_To be done_
Your task is to transcribe the data in full.

_Data provided_
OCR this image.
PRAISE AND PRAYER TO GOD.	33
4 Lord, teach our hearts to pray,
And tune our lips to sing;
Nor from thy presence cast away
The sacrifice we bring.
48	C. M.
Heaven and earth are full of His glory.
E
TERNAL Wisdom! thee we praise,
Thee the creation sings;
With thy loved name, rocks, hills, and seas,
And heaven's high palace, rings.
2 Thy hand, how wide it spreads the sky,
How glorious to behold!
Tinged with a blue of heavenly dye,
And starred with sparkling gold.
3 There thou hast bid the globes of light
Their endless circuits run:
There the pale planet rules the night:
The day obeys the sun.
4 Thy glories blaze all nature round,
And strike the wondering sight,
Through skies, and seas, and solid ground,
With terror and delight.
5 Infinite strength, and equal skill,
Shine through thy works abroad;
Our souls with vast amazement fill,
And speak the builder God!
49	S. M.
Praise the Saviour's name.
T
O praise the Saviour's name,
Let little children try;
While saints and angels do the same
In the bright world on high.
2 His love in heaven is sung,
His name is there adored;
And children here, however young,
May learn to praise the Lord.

_Output_
OCR this image.
PRAISE AND PRAYER TO GOD.	33
4 Lord, teach our hearts to pray,
And tune our lips to sing;
Nor from thy presence cast away
The sacrifice we bring.
48	C. M.
Heaven and earth are full of His glory.
E
TERNAL Wisdom! thee we praise,
Thee the creation sings;
With thy loved name, rocks, hills, and seas,
And heaven's high palace, rings.
2 Thy hand, how wide it spreads the sky,
How glorious to behold!
Tinged with a blue of heavenly dye,
And starred with sparkling gold.
3 There thou hast bid the globes of light
Their endless circuits run:
There the pale planet rules the night:
The day obeys the sun.
4 Thy glories blaze all nature round,
And strike the wondering sight,
Through skies, and seas, and solid ground,
With terror and delight.
5 Infinite strength, and equal skill,
Shine through thy works abroad;
Our souls with vast amazement fill,
And speak the builder God!
49	S. M.
Praise the Saviour's name.
T
O praise the Saviour's name,
Let little children try;
While saints and angels do the same
In the bright world on high.
2 His love in heaven is sung,
His name is there adored;
And children here, however young,
May learn to praise the Lord.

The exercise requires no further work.